[Start of SUPPLIED MATERIAL]

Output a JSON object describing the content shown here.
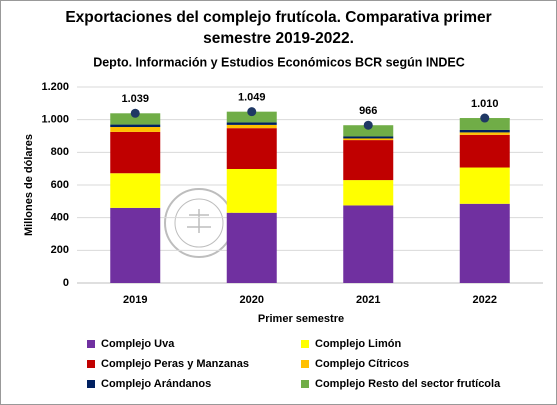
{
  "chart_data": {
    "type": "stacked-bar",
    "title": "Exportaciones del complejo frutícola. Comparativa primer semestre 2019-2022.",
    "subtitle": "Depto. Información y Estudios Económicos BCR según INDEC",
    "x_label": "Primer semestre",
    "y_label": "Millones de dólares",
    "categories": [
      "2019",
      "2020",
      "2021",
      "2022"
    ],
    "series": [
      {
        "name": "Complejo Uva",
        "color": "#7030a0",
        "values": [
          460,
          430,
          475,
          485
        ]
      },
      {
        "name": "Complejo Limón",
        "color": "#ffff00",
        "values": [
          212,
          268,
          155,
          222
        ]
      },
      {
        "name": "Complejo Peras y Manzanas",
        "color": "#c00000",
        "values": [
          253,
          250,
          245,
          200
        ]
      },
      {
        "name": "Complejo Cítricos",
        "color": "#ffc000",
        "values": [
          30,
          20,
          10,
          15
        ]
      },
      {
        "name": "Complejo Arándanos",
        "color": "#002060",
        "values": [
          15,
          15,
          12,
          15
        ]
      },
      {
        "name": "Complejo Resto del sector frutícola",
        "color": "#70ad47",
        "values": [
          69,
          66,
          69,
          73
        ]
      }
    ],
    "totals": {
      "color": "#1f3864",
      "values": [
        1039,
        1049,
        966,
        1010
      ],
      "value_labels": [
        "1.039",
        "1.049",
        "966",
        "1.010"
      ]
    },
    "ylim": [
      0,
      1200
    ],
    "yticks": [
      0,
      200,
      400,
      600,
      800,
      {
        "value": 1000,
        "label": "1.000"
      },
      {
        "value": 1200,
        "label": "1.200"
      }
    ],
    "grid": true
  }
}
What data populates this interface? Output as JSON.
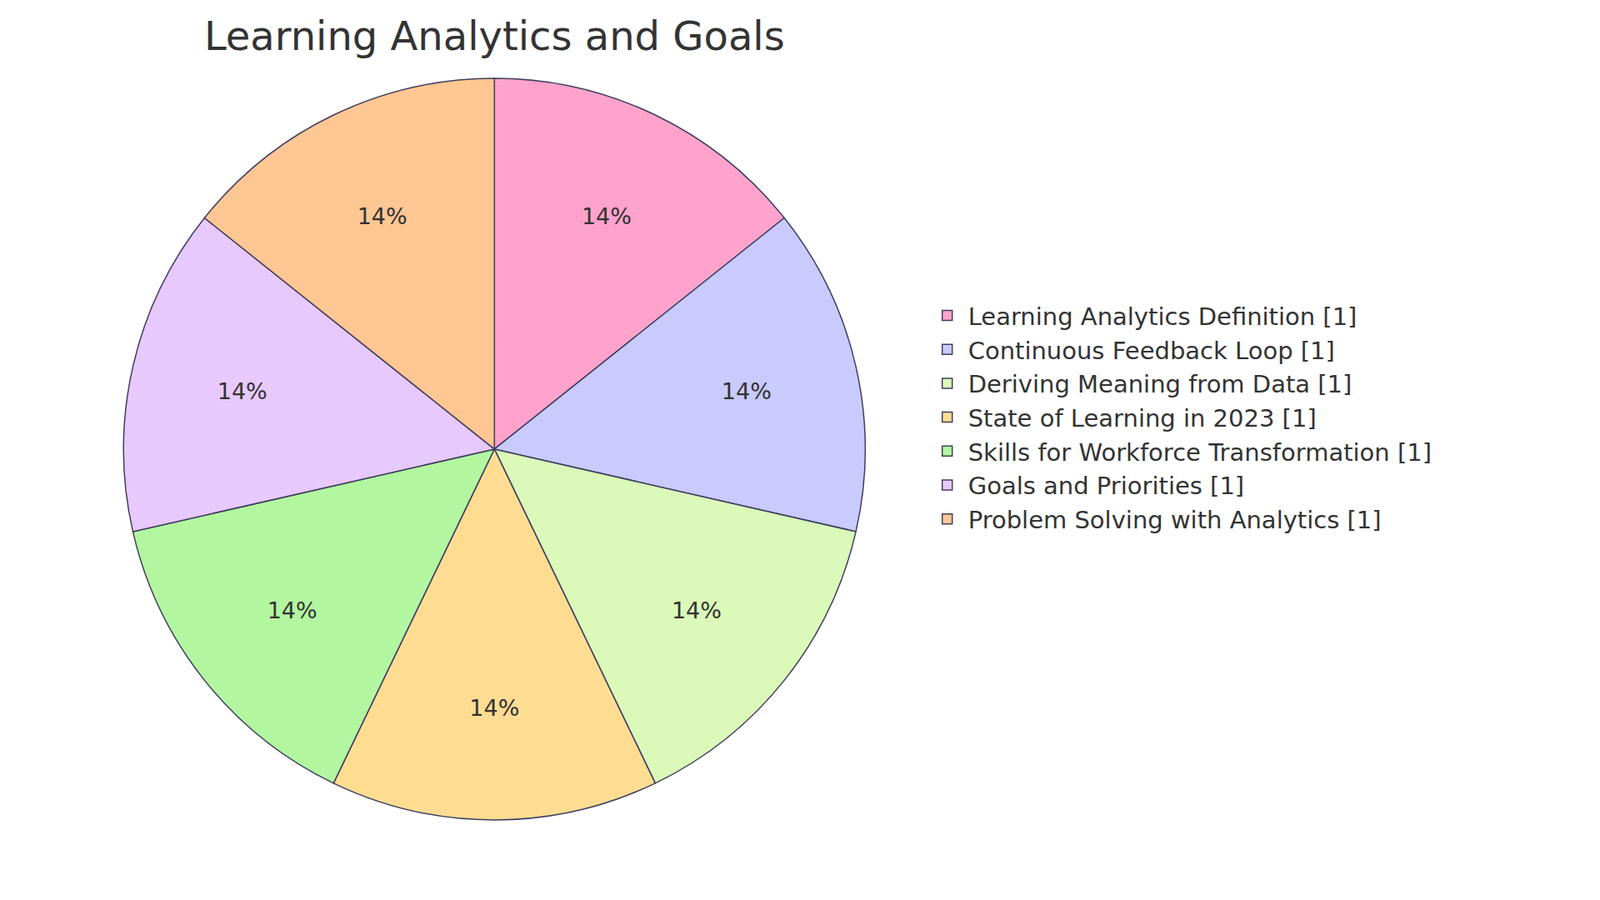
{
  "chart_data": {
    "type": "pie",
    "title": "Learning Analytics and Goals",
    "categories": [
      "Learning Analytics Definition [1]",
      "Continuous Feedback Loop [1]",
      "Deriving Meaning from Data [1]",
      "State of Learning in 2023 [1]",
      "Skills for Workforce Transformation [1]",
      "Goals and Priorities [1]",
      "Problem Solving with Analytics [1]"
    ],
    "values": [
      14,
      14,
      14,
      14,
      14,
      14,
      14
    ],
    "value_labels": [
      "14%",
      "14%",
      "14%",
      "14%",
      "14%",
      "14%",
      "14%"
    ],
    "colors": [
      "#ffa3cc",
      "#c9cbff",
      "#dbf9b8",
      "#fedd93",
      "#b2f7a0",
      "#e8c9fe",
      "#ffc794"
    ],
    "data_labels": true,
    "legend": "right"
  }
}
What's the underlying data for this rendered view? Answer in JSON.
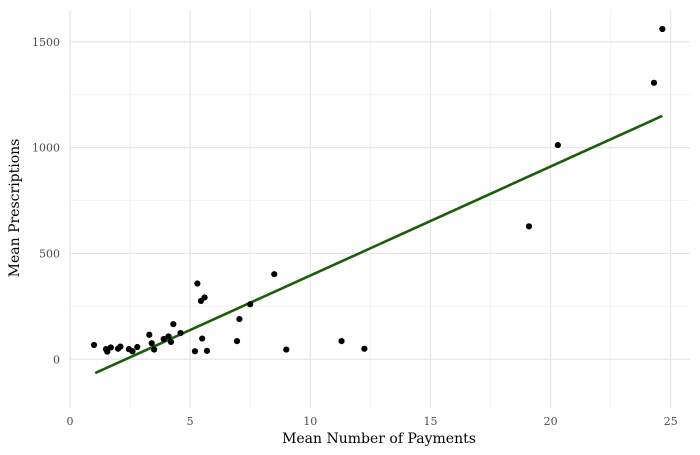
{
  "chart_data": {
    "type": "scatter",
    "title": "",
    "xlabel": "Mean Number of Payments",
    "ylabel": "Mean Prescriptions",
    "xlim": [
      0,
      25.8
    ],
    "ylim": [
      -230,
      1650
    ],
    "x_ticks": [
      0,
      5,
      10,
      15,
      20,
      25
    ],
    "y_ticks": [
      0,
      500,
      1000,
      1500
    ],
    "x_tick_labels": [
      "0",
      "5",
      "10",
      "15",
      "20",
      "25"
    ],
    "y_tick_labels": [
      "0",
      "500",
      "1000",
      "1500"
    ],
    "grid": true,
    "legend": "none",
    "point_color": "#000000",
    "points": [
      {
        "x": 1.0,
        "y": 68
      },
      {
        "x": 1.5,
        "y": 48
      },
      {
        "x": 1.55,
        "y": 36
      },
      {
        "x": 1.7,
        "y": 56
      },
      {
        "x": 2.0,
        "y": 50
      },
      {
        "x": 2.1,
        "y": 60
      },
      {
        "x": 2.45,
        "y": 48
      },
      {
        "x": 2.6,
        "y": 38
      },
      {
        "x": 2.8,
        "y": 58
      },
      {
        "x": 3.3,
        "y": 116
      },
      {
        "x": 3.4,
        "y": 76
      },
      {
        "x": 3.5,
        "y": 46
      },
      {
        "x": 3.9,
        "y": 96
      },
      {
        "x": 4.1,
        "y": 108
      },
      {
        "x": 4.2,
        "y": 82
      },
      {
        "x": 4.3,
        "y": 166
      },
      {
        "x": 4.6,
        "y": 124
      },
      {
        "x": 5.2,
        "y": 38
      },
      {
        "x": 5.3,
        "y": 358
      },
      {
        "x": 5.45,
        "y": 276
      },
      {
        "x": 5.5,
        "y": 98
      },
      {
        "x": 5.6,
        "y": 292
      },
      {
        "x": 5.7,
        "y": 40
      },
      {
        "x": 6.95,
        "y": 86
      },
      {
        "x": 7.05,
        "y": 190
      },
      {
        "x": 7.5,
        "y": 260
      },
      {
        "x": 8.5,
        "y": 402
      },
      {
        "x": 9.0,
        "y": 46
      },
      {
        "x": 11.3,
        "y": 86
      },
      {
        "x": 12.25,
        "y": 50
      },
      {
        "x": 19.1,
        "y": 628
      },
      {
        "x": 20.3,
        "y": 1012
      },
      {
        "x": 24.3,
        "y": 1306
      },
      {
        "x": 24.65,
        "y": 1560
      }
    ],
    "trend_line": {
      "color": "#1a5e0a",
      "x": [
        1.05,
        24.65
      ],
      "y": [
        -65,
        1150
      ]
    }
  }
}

[End of SUPPLIED MATERIAL]

### EXERCISE DESCRIPTION
Write the records above out again exactly, with no pictures in your copy.

### RESULT
Output a JSON object describing the content shown here.
{
  "chart_data": {
    "type": "stacked-bar",
    "title": "Exportaciones del complejo frutícola. Comparativa primer semestre 2019-2022.",
    "subtitle": "Depto. Información y Estudios Económicos BCR según INDEC",
    "x_label": "Primer semestre",
    "y_label": "Millones de dólares",
    "categories": [
      "2019",
      "2020",
      "2021",
      "2022"
    ],
    "series": [
      {
        "name": "Complejo Uva",
        "color": "#7030a0",
        "values": [
          460,
          430,
          475,
          485
        ]
      },
      {
        "name": "Complejo Limón",
        "color": "#ffff00",
        "values": [
          212,
          268,
          155,
          222
        ]
      },
      {
        "name": "Complejo Peras y Manzanas",
        "color": "#c00000",
        "values": [
          253,
          250,
          245,
          200
        ]
      },
      {
        "name": "Complejo Cítricos",
        "color": "#ffc000",
        "values": [
          30,
          20,
          10,
          15
        ]
      },
      {
        "name": "Complejo Arándanos",
        "color": "#002060",
        "values": [
          15,
          15,
          12,
          15
        ]
      },
      {
        "name": "Complejo Resto del sector frutícola",
        "color": "#70ad47",
        "values": [
          69,
          66,
          69,
          73
        ]
      }
    ],
    "totals": {
      "color": "#1f3864",
      "values": [
        1039,
        1049,
        966,
        1010
      ],
      "value_labels": [
        "1.039",
        "1.049",
        "966",
        "1.010"
      ]
    },
    "ylim": [
      0,
      1200
    ],
    "yticks": [
      0,
      200,
      400,
      600,
      800,
      {
        "value": 1000,
        "label": "1.000"
      },
      {
        "value": 1200,
        "label": "1.200"
      }
    ],
    "grid": true
  }
}
What data populates this interface? Output as JSON.
{
  "chart_data": {
    "type": "pie",
    "title": "Learning Analytics and Goals",
    "categories": [
      "Learning Analytics Definition [1]",
      "Continuous Feedback Loop [1]",
      "Deriving Meaning from Data [1]",
      "State of Learning in 2023 [1]",
      "Skills for Workforce Transformation [1]",
      "Goals and Priorities [1]",
      "Problem Solving with Analytics [1]"
    ],
    "values": [
      14,
      14,
      14,
      14,
      14,
      14,
      14
    ],
    "value_labels": [
      "14%",
      "14%",
      "14%",
      "14%",
      "14%",
      "14%",
      "14%"
    ],
    "colors": [
      "#ffa3cc",
      "#c9cbff",
      "#dbf9b8",
      "#fedd93",
      "#b2f7a0",
      "#e8c9fe",
      "#ffc794"
    ],
    "data_labels": true,
    "legend": "right"
  }
}
What's the underlying data for this rendered view? Answer in JSON.
{
  "chart_data": {
    "type": "scatter",
    "title": "",
    "xlabel": "Mean Number of Payments",
    "ylabel": "Mean Prescriptions",
    "xlim": [
      0,
      25.8
    ],
    "ylim": [
      -230,
      1650
    ],
    "x_ticks": [
      0,
      5,
      10,
      15,
      20,
      25
    ],
    "y_ticks": [
      0,
      500,
      1000,
      1500
    ],
    "x_tick_labels": [
      "0",
      "5",
      "10",
      "15",
      "20",
      "25"
    ],
    "y_tick_labels": [
      "0",
      "500",
      "1000",
      "1500"
    ],
    "grid": true,
    "legend": "none",
    "point_color": "#000000",
    "points": [
      {
        "x": 1.0,
        "y": 68
      },
      {
        "x": 1.5,
        "y": 48
      },
      {
        "x": 1.55,
        "y": 36
      },
      {
        "x": 1.7,
        "y": 56
      },
      {
        "x": 2.0,
        "y": 50
      },
      {
        "x": 2.1,
        "y": 60
      },
      {
        "x": 2.45,
        "y": 48
      },
      {
        "x": 2.6,
        "y": 38
      },
      {
        "x": 2.8,
        "y": 58
      },
      {
        "x": 3.3,
        "y": 116
      },
      {
        "x": 3.4,
        "y": 76
      },
      {
        "x": 3.5,
        "y": 46
      },
      {
        "x": 3.9,
        "y": 96
      },
      {
        "x": 4.1,
        "y": 108
      },
      {
        "x": 4.2,
        "y": 82
      },
      {
        "x": 4.3,
        "y": 166
      },
      {
        "x": 4.6,
        "y": 124
      },
      {
        "x": 5.2,
        "y": 38
      },
      {
        "x": 5.3,
        "y": 358
      },
      {
        "x": 5.45,
        "y": 276
      },
      {
        "x": 5.5,
        "y": 98
      },
      {
        "x": 5.6,
        "y": 292
      },
      {
        "x": 5.7,
        "y": 40
      },
      {
        "x": 6.95,
        "y": 86
      },
      {
        "x": 7.05,
        "y": 190
      },
      {
        "x": 7.5,
        "y": 260
      },
      {
        "x": 8.5,
        "y": 402
      },
      {
        "x": 9.0,
        "y": 46
      },
      {
        "x": 11.3,
        "y": 86
      },
      {
        "x": 12.25,
        "y": 50
      },
      {
        "x": 19.1,
        "y": 628
      },
      {
        "x": 20.3,
        "y": 1012
      },
      {
        "x": 24.3,
        "y": 1306
      },
      {
        "x": 24.65,
        "y": 1560
      }
    ],
    "trend_line": {
      "color": "#1a5e0a",
      "x": [
        1.05,
        24.65
      ],
      "y": [
        -65,
        1150
      ]
    }
  }
}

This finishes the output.